> **Entries supplied**
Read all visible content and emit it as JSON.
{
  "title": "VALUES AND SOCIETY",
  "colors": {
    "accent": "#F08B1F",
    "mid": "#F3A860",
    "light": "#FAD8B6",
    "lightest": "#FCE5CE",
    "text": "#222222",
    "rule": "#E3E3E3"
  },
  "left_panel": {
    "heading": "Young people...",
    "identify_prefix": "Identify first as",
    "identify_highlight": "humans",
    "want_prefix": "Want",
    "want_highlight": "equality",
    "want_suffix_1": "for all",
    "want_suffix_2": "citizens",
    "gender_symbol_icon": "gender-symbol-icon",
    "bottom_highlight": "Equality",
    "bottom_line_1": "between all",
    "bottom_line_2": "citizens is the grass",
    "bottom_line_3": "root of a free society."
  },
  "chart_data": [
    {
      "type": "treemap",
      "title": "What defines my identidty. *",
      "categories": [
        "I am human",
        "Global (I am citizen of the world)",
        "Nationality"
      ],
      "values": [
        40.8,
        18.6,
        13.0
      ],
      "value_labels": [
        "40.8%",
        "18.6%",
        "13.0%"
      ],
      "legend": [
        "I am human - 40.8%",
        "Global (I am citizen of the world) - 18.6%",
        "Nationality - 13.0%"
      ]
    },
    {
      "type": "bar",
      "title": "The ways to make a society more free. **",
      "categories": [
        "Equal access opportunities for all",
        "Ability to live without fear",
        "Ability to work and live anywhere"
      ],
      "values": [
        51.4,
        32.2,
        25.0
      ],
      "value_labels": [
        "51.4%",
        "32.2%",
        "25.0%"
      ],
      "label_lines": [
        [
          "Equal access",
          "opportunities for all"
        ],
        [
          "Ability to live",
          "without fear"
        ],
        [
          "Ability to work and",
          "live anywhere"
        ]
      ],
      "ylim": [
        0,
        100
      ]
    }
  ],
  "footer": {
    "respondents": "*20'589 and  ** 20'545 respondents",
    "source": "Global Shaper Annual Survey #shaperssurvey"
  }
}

> **Challenge**
Go through the data and gather every line that holds "Ability".

> **Result for this task**
        "Ability to live without fear",
        "Ability to work and live anywhere"
          "Ability to live",
          "Ability to work and",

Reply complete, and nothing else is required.